### Given data

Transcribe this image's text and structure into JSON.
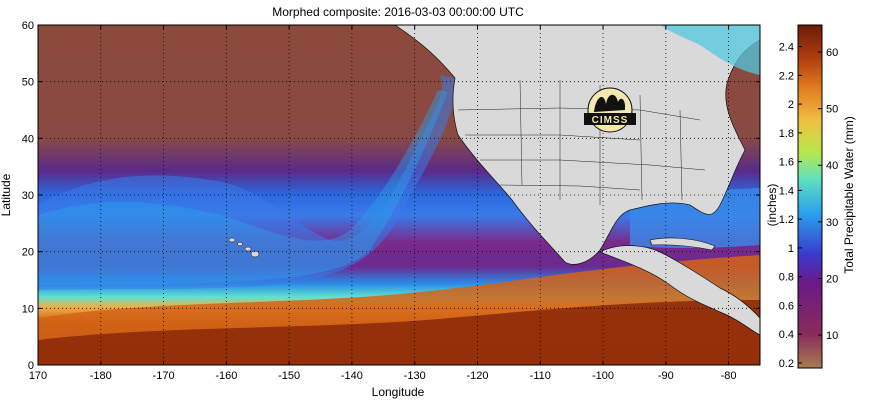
{
  "title": "Morphed composite: 2016-03-03 00:00:00 UTC",
  "map": {
    "xlabel": "Longitude",
    "ylabel": "Latitude",
    "lon_ticks": [
      "170",
      "-180",
      "-170",
      "-160",
      "-150",
      "-140",
      "-130",
      "-120",
      "-110",
      "-100",
      "-90",
      "-80"
    ],
    "lat_ticks": [
      "0",
      "10",
      "20",
      "30",
      "40",
      "50",
      "60"
    ],
    "lon_range": [
      170,
      285
    ],
    "lat_range": [
      0,
      60
    ],
    "grid": true
  },
  "logo_text": "CIMSS",
  "colorbar": {
    "label_mm": "Total Precipitable Water (mm)",
    "label_in": "(inches)",
    "inch_ticks": [
      "2.4",
      "2.2",
      "2",
      "1.8",
      "1.6",
      "1.4",
      "1.2",
      "1",
      "0.8",
      "0.6",
      "0.4",
      "0.2"
    ],
    "mm_ticks": [
      "60",
      "50",
      "40",
      "30",
      "20",
      "10"
    ],
    "colors": [
      "#a67c52",
      "#8a2a5a",
      "#6a1a8a",
      "#3a3acc",
      "#2aa0ee",
      "#5fe0c0",
      "#b8e84a",
      "#f0c040",
      "#e07a20",
      "#b0400e",
      "#6e1a08"
    ]
  }
}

######

Every entry above should be duplicated exactly. Do not include the images.

Solution to the exercise:
Transcribe this image's text and structure into JSON.
{
  "title": "Morphed composite: 2016-03-03 00:00:00 UTC",
  "map": {
    "xlabel": "Longitude",
    "ylabel": "Latitude",
    "lon_ticks": [
      "170",
      "-180",
      "-170",
      "-160",
      "-150",
      "-140",
      "-130",
      "-120",
      "-110",
      "-100",
      "-90",
      "-80"
    ],
    "lat_ticks": [
      "0",
      "10",
      "20",
      "30",
      "40",
      "50",
      "60"
    ],
    "lon_range": [
      170,
      285
    ],
    "lat_range": [
      0,
      60
    ],
    "grid": true
  },
  "logo_text": "CIMSS",
  "colorbar": {
    "label_mm": "Total Precipitable Water (mm)",
    "label_in": "(inches)",
    "inch_ticks": [
      "2.4",
      "2.2",
      "2",
      "1.8",
      "1.6",
      "1.4",
      "1.2",
      "1",
      "0.8",
      "0.6",
      "0.4",
      "0.2"
    ],
    "mm_ticks": [
      "60",
      "50",
      "40",
      "30",
      "20",
      "10"
    ],
    "colors": [
      "#a67c52",
      "#8a2a5a",
      "#6a1a8a",
      "#3a3acc",
      "#2aa0ee",
      "#5fe0c0",
      "#b8e84a",
      "#f0c040",
      "#e07a20",
      "#b0400e",
      "#6e1a08"
    ]
  }
}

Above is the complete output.